What is expected:
Please continue the numbered list of song write-ups below, starting after its last item, "Silurian Blue" by Floating Points.
[Opening Excerpted passage section]
4 BEDOUINE Dusty Eyes
A new recruit to Matthew E White’s Spacebomb empire, Azniv Korkejian’s rheumy take on countrysoul reaches its apotheosis on “Dusty Eyes”. Discreet twangs and orchestration, and a pace and nuance that recalls another hidden treasure of LA, Josh Haden’s Spain.
5 THE DESLONDES Hurricane Shakedown
While their old cohort Alynda Segarra explores new territory with Hurray For The Riff Raff, The Deslondes remain heroically immersed in New Orleans. Their musical horizons are broadening too, though: witness “Hurricane Shakedown”, rowdy rockabilly with a Mysterians organ causing further disruption. It’s one minute, 52 seconds, so you’ll need to play it at least twice.
6 FLOATING POINTS Silurian Blue
Moving ever further away from his techno DJ roots, the latest Floating Points LP finds Sam Shepherd and crew recording their tremendous space jazz-rock in the Mojave desert. Dark side of the dune, anyone?
[Closing Excerpted passage section]
[Opening Dataset content section]
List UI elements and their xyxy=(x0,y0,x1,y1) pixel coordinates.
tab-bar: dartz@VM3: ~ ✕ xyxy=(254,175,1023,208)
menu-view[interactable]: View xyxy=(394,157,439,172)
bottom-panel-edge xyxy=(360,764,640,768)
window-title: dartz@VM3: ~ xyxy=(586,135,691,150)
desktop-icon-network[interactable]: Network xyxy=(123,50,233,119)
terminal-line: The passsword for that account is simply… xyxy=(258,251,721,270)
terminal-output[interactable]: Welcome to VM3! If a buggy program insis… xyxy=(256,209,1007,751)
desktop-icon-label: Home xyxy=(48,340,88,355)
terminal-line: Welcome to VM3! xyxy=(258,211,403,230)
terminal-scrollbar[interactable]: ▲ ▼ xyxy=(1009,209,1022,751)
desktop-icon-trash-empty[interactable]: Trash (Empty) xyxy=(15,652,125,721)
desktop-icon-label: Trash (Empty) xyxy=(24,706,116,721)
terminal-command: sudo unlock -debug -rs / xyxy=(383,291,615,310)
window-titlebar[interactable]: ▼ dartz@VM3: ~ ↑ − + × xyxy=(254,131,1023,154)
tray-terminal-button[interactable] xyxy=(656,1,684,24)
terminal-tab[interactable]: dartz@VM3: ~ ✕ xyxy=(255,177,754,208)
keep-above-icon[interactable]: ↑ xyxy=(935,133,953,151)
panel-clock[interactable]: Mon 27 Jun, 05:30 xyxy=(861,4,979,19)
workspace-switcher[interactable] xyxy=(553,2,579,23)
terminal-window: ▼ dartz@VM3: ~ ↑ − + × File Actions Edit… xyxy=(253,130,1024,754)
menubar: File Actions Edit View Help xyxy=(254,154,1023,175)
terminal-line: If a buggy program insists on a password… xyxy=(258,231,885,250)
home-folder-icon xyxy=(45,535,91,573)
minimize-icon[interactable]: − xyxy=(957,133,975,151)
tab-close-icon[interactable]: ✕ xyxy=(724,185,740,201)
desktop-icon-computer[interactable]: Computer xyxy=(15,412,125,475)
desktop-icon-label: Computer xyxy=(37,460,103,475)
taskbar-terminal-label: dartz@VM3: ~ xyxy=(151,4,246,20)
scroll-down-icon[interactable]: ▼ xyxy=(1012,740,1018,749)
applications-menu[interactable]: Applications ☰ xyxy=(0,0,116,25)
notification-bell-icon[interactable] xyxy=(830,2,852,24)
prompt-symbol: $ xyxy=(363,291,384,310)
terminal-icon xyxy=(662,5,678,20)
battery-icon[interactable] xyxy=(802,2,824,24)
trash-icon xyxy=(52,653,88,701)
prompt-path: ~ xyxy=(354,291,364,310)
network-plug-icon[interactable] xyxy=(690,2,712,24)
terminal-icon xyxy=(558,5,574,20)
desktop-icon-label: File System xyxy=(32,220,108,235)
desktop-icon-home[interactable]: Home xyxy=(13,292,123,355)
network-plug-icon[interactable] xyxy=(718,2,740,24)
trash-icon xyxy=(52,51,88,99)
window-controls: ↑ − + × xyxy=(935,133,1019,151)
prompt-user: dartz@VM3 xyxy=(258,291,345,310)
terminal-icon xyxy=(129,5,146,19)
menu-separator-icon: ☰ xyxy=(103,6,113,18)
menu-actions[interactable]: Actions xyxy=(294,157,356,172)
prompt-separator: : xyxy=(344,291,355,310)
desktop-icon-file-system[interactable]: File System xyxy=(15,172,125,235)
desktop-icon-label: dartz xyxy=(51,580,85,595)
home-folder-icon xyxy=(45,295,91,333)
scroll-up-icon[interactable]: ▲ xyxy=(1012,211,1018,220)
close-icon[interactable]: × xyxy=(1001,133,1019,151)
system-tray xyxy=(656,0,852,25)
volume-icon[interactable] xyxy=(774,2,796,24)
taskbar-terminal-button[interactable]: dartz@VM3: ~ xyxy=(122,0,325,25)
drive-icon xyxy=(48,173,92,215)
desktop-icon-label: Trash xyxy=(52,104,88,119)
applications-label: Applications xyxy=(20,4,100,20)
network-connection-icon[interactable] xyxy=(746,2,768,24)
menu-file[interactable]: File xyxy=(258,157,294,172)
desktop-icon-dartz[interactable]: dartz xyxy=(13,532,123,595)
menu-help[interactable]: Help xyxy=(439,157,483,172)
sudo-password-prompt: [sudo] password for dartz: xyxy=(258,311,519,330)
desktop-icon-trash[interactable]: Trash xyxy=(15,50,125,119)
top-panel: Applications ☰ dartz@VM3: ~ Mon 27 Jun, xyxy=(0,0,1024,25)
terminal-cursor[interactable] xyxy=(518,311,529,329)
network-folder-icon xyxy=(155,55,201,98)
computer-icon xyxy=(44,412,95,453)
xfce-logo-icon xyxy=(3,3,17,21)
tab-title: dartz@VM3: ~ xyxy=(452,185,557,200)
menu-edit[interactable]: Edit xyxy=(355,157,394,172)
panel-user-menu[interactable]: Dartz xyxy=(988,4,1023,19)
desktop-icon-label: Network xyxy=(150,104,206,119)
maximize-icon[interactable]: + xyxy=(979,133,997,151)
[Closing Dataset content section]
Answer space:
7 WAXAHATCHEE Silver
The Crutchfield indie-rock takeover of 2017 continues apace, as Allison’s Tourist In This Town is followed by Out In The Storm, the fourth album by twin sister Katie as Waxahatchee. A strong recalibration of ’90s college rock; play next to The Breeders for optimum fuzzpop satisfaction.
8 JAH WOBBLE & THE INVADERS OF THE HEART Public Image
Wobble’s latest, The Usual Suspects, acts as a kind of inventive musical memoir, as he revisits a bunch of his greatest hits from the past 40 years. Here, he takes the PiL classic, sands down its rough edges, and reinvents it in the loping worldbeat style of The Invaders Of The Heart.
9 JAMES ELKINGTON Make It Up
A habitué of Uncut CDs thanks to his work with Richard Thompson, Jeff Tweedy, Steve Gunn et al, Elkington steps into the spotlight with this song from his solo debut. The effortlessly fancy fingerpicking is a given; Elkington’s understated, warm vocals, and his Nick Drakeish songcraft are a striking bonus.
10 PUBLIC SERVICE BROADCASTING Progress
After making their name with a quaint take on retro-futurism, PSB’s pulsating motorik-rock switches attention from the space race to the rise and fall of the South Wales mining industry. Take “Progress”, where old documentary samples are interwoven with the voice of Camera Obscura’s Tracyanne Campbell.
11 SHABAZZ PALACES Julian’s Dream (Ode To A Bad)
Recently cited by Kurt Wagner as a key influence on Lambchop’s digital makeover, the Palaces have two new LPs in the mix this month. “Julian’s Dream” comes from Quazarz Vs The Jealous Machines, and is a great entry point into the Seattle duo’s lysergic take on hip-hop.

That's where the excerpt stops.